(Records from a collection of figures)
-----
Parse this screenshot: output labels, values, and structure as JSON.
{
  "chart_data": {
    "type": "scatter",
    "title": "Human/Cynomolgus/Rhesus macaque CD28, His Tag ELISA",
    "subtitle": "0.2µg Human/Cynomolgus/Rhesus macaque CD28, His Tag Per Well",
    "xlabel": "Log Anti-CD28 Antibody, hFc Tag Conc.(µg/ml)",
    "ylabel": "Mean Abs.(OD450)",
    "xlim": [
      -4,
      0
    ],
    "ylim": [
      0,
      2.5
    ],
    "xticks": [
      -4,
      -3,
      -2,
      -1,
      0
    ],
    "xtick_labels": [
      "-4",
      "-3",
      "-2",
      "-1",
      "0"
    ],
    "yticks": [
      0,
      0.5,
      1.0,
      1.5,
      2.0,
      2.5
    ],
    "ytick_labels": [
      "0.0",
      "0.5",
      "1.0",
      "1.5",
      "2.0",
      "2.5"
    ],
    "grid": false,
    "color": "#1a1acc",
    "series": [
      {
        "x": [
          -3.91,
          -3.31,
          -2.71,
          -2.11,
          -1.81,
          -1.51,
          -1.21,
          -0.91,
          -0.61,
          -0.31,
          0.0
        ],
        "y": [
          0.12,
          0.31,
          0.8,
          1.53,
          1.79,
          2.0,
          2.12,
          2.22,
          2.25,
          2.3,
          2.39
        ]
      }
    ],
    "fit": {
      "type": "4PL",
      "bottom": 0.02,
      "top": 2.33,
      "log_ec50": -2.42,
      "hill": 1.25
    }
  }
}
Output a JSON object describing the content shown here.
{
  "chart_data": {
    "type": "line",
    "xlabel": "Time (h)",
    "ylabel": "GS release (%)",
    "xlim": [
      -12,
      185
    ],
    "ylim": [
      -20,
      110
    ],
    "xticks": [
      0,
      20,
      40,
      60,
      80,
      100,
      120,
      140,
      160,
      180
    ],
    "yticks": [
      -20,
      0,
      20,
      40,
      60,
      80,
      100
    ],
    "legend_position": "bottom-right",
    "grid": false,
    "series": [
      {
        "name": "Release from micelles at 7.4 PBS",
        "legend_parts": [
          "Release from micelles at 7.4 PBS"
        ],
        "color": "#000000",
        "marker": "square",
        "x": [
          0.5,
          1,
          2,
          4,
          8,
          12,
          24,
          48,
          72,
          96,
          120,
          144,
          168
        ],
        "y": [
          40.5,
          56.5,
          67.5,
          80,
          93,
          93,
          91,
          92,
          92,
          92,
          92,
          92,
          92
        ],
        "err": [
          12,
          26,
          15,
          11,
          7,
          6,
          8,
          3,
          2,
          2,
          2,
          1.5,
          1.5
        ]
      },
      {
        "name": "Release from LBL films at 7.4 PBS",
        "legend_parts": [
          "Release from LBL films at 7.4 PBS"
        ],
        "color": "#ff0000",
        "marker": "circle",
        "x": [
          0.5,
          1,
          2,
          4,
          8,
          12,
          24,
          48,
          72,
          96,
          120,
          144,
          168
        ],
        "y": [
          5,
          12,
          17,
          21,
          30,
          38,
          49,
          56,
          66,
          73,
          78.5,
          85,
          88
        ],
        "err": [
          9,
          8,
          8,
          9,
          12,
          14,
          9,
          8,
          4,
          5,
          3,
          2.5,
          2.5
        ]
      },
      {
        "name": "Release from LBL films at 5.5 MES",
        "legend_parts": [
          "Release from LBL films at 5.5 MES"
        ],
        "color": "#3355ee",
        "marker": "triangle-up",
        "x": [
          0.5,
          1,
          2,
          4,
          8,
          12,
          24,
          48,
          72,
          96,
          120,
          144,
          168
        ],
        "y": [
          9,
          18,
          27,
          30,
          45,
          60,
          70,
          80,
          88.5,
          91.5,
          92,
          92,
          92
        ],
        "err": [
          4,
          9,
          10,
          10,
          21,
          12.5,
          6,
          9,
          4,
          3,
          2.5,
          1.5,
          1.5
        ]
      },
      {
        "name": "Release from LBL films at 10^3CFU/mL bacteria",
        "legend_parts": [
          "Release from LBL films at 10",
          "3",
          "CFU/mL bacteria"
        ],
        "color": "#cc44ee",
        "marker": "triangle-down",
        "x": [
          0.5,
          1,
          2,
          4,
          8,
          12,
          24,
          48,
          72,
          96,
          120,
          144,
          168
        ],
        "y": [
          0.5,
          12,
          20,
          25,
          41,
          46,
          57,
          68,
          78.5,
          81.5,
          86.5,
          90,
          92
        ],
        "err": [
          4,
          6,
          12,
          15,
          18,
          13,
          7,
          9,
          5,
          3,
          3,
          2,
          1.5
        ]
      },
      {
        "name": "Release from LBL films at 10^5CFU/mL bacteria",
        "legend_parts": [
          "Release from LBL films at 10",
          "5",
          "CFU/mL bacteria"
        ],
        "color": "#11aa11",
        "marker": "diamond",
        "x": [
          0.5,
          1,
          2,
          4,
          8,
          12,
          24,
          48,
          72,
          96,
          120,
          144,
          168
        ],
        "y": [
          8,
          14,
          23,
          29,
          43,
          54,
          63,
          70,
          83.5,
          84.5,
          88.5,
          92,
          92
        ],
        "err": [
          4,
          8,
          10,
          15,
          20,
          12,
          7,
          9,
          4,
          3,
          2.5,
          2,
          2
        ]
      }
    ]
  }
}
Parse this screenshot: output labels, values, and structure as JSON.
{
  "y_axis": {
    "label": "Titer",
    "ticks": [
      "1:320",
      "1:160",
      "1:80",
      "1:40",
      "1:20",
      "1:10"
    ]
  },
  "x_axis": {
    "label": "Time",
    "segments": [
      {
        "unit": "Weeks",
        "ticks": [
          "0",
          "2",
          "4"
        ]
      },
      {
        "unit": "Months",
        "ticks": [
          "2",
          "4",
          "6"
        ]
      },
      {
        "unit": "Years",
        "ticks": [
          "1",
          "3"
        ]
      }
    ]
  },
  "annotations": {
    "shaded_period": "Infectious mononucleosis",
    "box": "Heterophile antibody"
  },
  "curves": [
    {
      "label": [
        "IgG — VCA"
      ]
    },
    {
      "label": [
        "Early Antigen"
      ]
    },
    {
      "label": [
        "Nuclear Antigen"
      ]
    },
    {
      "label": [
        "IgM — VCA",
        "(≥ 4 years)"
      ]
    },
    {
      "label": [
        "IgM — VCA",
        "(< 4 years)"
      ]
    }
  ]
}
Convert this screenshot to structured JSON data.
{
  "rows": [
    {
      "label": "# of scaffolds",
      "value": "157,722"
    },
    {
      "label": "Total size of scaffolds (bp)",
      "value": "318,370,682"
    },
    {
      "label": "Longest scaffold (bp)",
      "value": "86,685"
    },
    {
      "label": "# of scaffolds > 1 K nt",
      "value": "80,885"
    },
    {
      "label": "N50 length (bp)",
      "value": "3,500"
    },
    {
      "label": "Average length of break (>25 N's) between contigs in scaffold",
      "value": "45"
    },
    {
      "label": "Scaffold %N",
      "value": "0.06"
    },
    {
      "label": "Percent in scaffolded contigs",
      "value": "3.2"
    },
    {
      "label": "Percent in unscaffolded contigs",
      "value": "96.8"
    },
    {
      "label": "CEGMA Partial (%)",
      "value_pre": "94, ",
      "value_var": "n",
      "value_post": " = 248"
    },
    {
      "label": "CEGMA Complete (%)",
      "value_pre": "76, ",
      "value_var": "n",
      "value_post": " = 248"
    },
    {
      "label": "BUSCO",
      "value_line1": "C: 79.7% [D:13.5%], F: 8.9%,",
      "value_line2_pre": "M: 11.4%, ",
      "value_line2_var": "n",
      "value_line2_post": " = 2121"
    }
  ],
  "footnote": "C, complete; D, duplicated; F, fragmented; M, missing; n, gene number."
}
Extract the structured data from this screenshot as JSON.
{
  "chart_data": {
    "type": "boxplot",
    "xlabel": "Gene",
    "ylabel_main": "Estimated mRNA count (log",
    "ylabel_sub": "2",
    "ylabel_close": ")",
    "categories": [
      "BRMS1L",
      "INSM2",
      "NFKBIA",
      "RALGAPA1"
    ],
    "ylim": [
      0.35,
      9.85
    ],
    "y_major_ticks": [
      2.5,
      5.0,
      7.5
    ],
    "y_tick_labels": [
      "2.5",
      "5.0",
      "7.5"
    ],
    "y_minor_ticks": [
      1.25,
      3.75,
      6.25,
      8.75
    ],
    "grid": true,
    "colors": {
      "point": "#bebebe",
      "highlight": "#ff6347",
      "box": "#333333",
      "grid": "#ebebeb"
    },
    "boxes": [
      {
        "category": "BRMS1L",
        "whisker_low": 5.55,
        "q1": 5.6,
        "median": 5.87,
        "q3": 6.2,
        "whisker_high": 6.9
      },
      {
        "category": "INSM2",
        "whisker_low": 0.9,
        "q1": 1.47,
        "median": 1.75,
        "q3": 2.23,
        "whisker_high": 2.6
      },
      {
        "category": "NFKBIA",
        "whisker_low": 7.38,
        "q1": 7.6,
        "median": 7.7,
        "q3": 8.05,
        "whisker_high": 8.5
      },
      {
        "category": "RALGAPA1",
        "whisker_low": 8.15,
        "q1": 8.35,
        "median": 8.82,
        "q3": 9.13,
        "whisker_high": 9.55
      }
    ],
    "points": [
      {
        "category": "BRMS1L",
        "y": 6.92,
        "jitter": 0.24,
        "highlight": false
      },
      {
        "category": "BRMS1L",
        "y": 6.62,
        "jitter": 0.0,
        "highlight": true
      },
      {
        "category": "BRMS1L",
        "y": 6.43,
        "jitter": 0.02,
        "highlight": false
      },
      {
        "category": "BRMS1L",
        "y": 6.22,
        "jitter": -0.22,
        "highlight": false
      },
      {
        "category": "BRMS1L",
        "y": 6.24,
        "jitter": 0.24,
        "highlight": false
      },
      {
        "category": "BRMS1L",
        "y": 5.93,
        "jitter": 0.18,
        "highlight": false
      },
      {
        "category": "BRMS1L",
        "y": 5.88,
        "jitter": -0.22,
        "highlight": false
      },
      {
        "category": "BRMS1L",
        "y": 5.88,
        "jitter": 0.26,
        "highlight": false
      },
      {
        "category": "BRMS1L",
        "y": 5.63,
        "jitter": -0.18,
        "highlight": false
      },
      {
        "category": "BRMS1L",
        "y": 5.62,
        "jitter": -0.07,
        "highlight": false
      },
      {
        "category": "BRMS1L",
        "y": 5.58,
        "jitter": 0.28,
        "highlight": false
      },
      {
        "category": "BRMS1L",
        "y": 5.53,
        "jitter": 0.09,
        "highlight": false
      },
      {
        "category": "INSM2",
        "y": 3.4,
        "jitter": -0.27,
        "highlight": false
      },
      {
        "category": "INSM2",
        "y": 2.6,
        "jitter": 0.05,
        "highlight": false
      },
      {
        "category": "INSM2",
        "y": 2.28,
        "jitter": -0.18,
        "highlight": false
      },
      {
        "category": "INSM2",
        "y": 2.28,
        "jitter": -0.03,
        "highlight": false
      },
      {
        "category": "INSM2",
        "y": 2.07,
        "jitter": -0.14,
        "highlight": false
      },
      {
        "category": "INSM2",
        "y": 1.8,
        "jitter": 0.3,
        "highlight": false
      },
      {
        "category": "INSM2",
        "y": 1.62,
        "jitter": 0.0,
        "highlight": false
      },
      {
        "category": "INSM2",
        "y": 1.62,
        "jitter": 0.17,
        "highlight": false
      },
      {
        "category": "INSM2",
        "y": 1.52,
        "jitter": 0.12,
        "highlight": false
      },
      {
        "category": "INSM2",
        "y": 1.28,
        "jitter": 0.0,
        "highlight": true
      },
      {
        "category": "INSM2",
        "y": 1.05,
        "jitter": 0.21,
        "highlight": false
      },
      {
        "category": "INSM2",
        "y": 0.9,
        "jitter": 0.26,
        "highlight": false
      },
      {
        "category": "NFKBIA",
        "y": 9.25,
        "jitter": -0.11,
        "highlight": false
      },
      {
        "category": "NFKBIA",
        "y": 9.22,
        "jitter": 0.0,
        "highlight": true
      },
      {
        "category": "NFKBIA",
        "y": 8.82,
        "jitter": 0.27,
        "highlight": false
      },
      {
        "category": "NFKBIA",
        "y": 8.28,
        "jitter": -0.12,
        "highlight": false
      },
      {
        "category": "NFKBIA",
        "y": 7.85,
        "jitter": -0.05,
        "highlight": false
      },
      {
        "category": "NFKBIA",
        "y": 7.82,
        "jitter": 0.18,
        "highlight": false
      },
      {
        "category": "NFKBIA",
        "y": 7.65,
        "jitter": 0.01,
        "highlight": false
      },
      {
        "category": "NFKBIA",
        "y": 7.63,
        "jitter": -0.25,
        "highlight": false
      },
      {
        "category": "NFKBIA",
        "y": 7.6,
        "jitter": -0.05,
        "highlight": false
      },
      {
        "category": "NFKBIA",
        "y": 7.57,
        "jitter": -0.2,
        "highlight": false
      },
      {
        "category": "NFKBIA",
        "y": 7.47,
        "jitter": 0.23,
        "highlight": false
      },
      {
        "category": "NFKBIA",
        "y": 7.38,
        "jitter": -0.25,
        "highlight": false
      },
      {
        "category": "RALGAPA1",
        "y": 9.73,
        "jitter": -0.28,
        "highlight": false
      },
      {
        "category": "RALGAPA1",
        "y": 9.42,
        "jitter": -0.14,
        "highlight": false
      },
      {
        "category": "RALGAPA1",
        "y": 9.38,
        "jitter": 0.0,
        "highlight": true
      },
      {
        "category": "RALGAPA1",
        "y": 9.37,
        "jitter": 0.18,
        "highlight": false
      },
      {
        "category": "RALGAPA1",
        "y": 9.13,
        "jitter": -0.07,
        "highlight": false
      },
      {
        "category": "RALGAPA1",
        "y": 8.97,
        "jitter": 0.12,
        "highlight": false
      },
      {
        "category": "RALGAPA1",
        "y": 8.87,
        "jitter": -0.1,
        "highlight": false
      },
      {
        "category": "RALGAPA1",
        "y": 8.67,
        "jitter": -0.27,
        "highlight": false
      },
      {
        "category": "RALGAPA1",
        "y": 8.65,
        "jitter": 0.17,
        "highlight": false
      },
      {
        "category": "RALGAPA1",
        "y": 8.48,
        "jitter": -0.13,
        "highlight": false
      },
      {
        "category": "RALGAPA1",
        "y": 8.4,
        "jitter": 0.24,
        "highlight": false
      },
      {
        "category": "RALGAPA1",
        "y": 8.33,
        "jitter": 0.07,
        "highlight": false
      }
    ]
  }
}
-----
**EXERCISE PROMPT:** List the lines of the records where "xlabel" occurs.

**EXERCISE RESPONSE:**
    "xlabel": "Log Anti-CD28 Antibody, hFc Tag Conc.(µg/ml)",
    "xlabel": "Time (h)",
    "xlabel": "Gene",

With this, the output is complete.